▸ Task inputs:
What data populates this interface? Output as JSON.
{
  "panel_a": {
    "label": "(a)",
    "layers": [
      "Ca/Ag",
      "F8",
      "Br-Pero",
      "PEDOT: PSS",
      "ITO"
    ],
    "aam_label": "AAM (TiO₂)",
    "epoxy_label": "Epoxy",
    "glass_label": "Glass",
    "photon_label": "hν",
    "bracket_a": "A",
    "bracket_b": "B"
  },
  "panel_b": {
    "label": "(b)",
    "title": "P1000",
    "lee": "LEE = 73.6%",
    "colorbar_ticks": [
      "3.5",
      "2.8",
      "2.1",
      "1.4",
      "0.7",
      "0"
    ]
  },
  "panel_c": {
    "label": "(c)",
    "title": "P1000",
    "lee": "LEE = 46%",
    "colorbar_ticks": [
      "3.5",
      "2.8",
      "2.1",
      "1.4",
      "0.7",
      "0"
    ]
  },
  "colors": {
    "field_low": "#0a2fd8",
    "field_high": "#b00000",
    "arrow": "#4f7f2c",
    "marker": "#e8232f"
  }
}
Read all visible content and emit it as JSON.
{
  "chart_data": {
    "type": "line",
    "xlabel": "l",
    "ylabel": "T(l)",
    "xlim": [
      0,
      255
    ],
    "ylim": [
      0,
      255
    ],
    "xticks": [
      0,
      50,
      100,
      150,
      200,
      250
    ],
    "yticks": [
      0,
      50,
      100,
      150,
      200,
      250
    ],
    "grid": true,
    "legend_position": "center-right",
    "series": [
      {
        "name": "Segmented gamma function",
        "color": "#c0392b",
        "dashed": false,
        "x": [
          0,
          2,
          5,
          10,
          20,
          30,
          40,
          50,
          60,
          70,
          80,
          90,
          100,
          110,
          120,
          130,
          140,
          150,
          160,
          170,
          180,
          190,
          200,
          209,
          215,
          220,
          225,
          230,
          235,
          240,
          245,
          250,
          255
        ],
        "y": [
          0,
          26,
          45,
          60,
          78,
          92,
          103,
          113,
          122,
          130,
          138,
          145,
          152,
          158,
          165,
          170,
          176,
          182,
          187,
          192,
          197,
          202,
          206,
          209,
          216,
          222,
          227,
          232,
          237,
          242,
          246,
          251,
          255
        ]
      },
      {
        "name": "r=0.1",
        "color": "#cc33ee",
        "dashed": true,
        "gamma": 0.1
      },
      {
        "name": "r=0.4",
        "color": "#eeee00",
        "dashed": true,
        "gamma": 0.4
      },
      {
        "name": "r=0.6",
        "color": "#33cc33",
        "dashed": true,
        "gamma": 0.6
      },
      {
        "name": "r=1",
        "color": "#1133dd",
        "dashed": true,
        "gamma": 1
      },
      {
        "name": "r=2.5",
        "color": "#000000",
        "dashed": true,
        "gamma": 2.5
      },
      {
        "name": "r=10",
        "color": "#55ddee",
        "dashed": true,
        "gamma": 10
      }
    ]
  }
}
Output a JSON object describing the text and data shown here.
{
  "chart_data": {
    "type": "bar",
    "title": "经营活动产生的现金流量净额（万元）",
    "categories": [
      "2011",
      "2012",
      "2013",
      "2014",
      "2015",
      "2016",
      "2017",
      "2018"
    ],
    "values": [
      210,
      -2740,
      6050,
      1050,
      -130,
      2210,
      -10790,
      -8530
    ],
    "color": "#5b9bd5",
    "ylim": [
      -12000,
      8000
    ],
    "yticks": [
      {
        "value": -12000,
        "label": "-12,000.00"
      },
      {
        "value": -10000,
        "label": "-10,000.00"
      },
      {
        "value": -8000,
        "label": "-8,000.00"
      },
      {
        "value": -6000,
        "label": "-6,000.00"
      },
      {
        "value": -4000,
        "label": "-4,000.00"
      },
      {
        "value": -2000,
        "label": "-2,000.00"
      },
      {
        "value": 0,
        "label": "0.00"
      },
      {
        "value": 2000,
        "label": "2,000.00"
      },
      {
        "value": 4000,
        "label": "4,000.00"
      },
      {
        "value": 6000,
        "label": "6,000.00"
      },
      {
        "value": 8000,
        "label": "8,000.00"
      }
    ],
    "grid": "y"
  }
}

▸ Brief: List each line holding the string "JSON".

▸ Written response:
What data populates this interface? Output as JSON.
Read all visible content and emit it as JSON.
Output a JSON object describing the text and data shown here.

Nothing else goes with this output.